DO THIS
Give the count of lines in the data that include the string "segundos", with no added remarks.

[Stored records]

◆ ◆ ◆ ◆ ◆ ◆ ◆

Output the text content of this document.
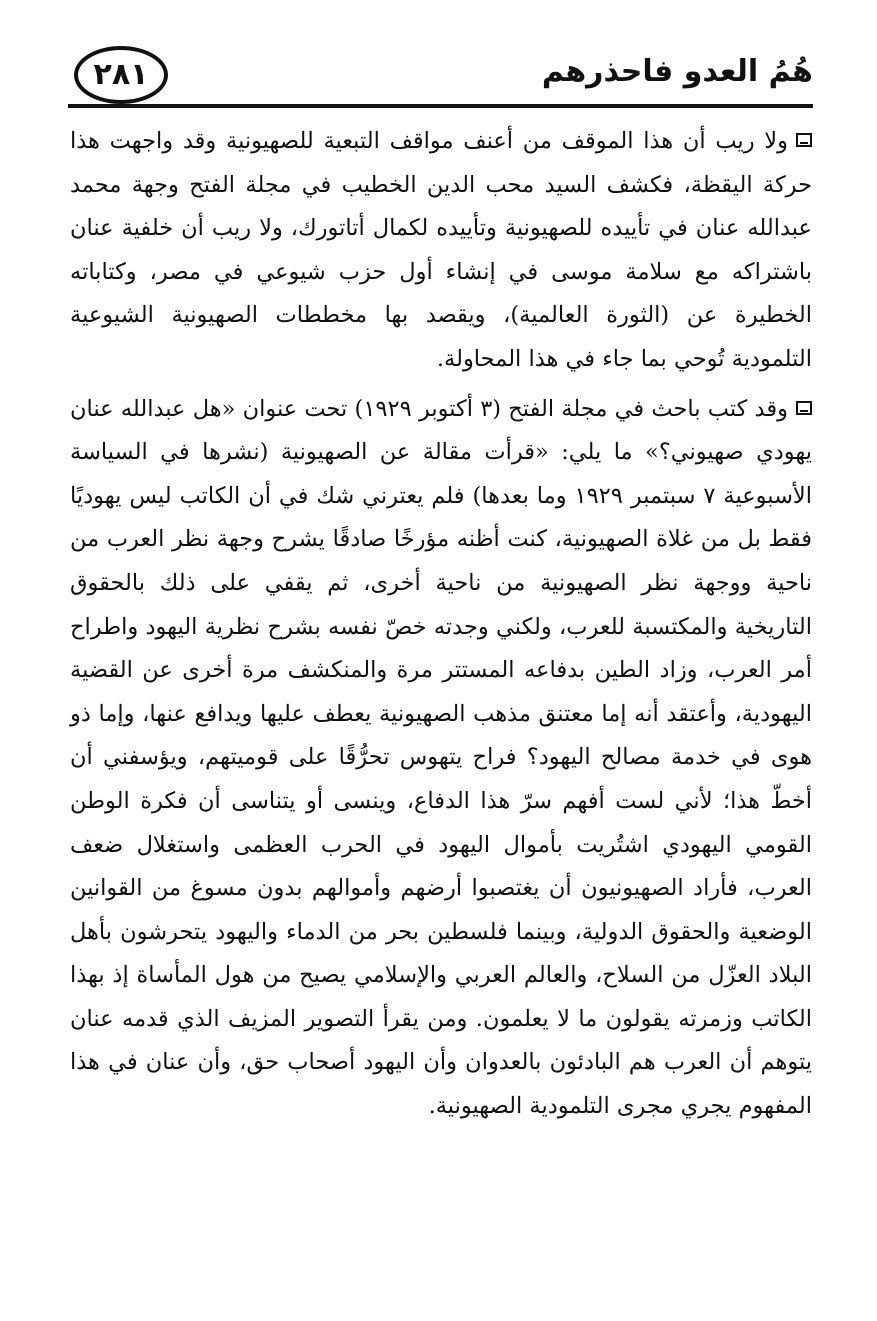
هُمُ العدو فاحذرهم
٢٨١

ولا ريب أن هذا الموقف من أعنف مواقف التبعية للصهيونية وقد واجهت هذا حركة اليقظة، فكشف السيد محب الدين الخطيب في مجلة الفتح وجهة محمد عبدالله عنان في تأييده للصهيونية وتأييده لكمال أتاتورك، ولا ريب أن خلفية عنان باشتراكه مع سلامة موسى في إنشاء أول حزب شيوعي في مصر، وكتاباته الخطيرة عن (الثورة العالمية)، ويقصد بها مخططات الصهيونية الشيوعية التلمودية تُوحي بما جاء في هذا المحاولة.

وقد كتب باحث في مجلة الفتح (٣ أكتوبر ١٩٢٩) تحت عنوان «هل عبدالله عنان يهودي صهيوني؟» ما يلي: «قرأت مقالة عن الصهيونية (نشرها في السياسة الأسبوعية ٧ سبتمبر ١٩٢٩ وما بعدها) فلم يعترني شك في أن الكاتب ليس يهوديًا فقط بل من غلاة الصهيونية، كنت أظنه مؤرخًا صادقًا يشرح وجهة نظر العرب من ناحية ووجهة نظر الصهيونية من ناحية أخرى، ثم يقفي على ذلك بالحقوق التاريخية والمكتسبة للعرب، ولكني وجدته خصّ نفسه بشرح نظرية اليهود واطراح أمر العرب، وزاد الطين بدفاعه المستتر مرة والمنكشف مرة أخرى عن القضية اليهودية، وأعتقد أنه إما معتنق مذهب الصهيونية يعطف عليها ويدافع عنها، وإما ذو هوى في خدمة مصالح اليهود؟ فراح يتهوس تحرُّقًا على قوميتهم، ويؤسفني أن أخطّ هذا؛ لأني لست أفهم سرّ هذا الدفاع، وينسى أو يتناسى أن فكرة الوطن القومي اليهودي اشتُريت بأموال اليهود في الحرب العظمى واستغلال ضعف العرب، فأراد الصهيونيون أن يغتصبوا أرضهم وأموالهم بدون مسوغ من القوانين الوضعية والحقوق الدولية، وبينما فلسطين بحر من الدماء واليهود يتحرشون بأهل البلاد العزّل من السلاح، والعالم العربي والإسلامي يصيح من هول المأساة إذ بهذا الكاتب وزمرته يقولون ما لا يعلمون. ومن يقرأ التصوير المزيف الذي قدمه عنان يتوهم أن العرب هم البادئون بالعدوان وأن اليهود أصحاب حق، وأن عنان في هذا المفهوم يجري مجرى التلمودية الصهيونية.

◆ ◆ ◆ ◆ ◆ ◆ ◆

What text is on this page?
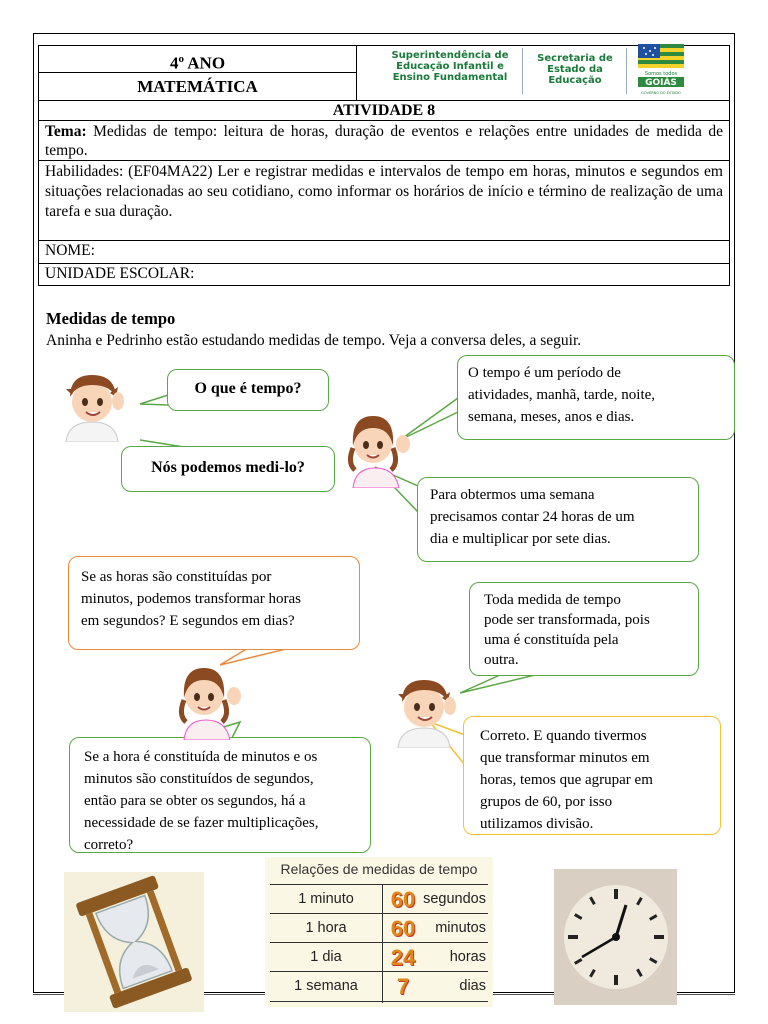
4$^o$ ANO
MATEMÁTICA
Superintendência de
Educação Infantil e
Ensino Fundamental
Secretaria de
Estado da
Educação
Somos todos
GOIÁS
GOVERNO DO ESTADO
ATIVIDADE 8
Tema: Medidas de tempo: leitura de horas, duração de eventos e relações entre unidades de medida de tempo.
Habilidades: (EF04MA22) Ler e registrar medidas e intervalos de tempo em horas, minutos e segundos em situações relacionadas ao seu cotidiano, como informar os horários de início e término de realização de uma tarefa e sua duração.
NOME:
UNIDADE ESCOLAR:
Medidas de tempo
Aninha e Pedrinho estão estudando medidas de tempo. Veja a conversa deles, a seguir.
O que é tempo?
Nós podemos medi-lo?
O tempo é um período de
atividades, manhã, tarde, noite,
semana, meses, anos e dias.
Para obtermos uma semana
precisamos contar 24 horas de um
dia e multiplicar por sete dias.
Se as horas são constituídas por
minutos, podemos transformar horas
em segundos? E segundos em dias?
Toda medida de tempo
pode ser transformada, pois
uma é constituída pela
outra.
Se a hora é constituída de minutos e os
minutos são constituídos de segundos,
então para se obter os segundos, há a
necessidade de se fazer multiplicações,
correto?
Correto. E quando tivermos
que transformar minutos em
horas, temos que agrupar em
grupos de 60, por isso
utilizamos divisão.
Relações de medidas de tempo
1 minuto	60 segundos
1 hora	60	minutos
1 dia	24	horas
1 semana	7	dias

◆ ◆ ◆ ◆ ◆ ◆ ◆

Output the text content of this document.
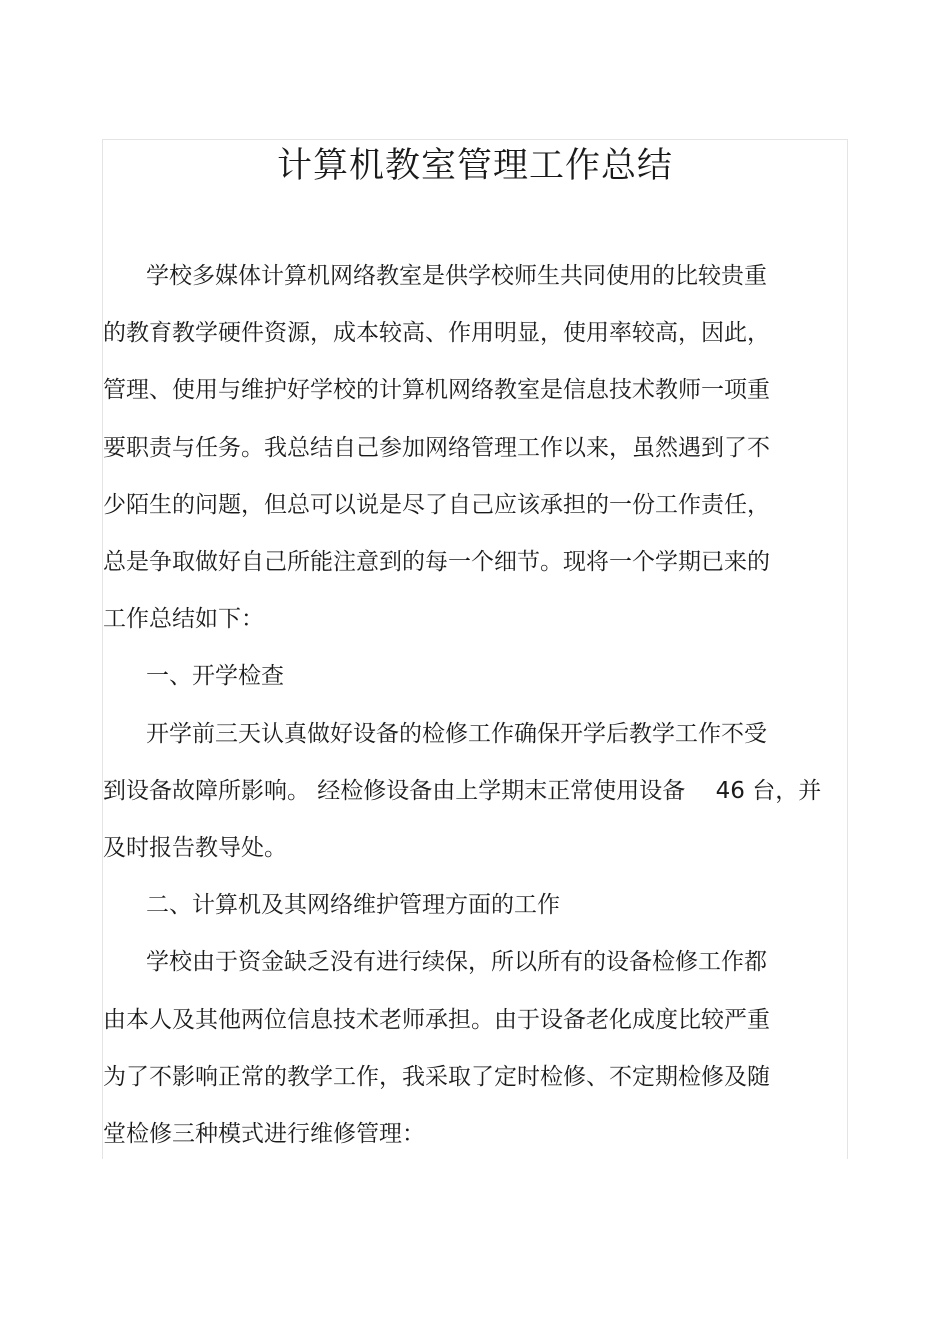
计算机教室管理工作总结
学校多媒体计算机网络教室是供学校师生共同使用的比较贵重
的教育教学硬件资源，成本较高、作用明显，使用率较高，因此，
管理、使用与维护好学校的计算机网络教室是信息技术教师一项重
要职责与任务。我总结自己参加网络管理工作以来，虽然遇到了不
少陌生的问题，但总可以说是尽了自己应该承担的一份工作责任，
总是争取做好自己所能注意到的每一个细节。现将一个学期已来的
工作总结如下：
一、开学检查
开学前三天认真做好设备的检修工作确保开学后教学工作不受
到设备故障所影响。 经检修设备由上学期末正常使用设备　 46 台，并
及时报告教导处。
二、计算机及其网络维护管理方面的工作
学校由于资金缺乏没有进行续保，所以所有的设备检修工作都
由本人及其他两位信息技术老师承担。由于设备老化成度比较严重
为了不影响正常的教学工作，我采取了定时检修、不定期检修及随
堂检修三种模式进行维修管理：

◆ ◆ ◆ ◆ ◆ ◆ ◆

PROBLEM SOLUTION
5